*Exercise requirements*:
1) How would you translate this sentence from the passage on Collaborative Practice into Spanish: "The cornerstone of Collaborative Practice is the Participation Agreement, and the backbone of the Agreement is its Disqualification Clause."?
2) Carry on the passage about Collaborative Practice, picking up after its final sentence.

In order for a case to be Collaborative, there must be a signed Collaborative Agreement. This is true for Collaborative Divorce as well as any collaborative case. If a lawyer states that he or she can work "collaboratively" with another attorney, yet disregard the risks and rewards of the Collaborative Participation contract, that lawyer is not truly collaborative. Such a lawyer may be more concerned with preserving an opportunity to earn fees in litigation, and this attitude is an impediment to the empowerment a client enjoys by using the Collaborative Process.
The cornerstone of Collaborative Practice is the Participation Agreement, and the backbone of the Agreement is its Disqualification Clause. If you have decided that the Collaborative Process may "provide the story you want your children to tell of their parents' divorce," then only by taking the metaphorical 'club' out of the attorneys' hands may the immediate threat of a "War of the Roses" scenario be eliminated.

*The data*:
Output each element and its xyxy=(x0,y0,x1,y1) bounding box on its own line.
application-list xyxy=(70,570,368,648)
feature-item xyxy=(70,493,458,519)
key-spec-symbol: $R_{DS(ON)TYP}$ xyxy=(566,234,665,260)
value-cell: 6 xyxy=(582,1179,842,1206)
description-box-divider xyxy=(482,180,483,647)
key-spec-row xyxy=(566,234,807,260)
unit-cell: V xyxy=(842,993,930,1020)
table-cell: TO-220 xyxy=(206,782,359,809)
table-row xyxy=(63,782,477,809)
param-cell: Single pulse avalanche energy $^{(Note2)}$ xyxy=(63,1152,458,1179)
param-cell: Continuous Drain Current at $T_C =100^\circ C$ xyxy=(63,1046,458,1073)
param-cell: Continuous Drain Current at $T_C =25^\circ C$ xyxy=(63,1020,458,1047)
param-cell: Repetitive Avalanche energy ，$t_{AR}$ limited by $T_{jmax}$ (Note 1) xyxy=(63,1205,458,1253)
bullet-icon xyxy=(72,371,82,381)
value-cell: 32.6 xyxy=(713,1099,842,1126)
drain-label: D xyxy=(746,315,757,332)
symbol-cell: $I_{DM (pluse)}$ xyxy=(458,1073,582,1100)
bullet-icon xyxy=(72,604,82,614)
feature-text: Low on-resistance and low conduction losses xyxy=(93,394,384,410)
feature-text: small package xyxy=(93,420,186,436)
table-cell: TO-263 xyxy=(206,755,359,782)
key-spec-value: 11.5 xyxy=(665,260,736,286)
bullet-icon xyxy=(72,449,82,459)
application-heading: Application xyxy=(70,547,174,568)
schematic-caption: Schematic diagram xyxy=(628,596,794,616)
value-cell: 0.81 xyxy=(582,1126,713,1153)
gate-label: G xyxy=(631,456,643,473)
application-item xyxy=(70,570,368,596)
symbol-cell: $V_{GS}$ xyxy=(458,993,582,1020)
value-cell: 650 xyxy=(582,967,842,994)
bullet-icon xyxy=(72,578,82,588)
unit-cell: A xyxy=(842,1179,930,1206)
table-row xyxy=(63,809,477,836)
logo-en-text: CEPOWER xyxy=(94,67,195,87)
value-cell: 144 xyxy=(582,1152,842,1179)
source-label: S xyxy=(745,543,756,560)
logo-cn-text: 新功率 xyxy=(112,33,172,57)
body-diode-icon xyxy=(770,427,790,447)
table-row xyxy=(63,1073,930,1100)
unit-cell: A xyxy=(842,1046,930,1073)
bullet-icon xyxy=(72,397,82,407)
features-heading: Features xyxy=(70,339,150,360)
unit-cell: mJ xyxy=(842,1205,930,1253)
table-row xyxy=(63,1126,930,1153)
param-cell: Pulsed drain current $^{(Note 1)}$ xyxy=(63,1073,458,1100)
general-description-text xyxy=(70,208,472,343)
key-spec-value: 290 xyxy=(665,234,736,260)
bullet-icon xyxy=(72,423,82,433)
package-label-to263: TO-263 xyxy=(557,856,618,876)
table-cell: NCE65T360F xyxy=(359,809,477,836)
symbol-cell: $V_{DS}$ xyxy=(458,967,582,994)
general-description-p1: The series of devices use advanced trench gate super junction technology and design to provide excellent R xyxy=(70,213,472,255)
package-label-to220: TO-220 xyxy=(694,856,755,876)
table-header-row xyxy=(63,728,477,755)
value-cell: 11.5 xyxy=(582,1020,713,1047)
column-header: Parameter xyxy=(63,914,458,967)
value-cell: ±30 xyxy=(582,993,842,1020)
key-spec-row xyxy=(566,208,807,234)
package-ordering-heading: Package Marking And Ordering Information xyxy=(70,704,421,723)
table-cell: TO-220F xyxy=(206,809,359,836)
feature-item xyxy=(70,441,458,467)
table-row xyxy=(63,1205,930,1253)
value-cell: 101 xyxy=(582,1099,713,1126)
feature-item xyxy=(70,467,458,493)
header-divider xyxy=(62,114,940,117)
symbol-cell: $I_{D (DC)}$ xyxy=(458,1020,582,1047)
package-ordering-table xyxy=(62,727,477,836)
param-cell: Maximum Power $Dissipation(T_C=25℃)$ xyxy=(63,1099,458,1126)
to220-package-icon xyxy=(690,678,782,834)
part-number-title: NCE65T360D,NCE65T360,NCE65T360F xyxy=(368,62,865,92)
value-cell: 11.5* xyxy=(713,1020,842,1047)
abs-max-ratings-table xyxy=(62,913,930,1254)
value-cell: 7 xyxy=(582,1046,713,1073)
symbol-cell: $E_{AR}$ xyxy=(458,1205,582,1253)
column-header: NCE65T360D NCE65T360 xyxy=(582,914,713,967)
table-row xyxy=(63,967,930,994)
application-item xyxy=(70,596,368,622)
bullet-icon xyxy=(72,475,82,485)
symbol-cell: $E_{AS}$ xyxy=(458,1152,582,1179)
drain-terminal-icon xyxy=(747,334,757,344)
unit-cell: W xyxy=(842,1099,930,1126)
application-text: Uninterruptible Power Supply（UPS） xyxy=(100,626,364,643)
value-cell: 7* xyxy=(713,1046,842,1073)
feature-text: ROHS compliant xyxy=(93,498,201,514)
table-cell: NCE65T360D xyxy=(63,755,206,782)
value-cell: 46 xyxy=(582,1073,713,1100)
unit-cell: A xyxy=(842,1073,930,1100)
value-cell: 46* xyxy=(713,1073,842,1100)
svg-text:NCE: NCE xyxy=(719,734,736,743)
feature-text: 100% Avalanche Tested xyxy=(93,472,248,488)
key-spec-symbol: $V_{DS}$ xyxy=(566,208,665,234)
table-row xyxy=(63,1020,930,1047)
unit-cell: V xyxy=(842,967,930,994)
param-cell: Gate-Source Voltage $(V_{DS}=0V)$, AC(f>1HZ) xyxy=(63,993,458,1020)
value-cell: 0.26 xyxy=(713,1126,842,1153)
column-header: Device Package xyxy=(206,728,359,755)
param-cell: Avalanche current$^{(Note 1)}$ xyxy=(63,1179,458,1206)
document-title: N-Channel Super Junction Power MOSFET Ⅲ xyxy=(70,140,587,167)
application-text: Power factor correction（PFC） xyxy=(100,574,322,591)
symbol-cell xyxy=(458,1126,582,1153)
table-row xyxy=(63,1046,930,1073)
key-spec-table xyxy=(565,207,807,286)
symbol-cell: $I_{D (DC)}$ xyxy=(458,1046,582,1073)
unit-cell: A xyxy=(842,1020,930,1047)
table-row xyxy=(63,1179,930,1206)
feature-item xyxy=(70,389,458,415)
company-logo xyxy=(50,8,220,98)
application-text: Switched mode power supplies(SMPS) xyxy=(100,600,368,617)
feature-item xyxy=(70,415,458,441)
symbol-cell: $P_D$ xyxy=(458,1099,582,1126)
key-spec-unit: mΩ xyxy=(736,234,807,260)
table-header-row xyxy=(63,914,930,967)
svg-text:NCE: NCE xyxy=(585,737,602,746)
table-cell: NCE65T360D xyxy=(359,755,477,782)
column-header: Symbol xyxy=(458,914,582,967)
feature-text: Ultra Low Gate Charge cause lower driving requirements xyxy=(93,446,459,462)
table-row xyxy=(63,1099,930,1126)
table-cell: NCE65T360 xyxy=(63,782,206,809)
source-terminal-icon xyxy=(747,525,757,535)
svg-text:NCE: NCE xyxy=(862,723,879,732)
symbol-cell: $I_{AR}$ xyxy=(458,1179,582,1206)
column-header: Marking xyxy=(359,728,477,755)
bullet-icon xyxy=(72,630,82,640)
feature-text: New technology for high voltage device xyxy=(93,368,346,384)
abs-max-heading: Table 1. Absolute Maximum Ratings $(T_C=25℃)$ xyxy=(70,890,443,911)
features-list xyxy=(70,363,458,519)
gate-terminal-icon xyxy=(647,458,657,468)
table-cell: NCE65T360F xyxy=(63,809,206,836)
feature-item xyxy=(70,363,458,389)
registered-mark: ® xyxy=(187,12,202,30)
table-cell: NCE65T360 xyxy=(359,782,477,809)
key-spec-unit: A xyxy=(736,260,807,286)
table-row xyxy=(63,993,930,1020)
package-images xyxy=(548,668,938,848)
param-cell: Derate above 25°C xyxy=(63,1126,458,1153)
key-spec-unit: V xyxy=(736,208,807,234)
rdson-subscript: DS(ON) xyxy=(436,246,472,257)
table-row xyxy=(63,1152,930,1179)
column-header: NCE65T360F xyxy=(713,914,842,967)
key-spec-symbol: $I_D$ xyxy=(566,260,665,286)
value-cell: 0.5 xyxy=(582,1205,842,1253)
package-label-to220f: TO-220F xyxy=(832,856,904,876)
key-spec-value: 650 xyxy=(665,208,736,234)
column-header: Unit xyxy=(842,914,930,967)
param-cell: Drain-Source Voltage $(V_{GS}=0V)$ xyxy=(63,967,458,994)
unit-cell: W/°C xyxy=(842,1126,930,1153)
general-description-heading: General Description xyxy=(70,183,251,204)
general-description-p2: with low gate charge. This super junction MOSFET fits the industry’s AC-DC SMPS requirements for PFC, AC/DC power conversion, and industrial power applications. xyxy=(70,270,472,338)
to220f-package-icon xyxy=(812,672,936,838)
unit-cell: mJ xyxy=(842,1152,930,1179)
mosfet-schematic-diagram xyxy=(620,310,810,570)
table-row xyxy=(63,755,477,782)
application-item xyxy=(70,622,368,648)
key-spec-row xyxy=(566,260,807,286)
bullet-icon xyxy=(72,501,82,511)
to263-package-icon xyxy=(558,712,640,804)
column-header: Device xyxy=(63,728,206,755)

*Exercise results*:
1) La piedra angular de la Práctica Colaborativa es el Acuerdo de Participación, y la columna vertebral del Acuerdo es su Cláusula de Descalificación.

2)
Only a signed Participation Agreement will quiet veiled threats of litigation and the 'take it or leave it,' attitude that is so often present in traditional attorney negotiated cases. Without a foundation of hopeful trust and cooperation, symbolized by a signed Collaborative Participation Agreement, suspicion and fear will be present throughout any negotiation, and long after the decree of dissolution is finalized.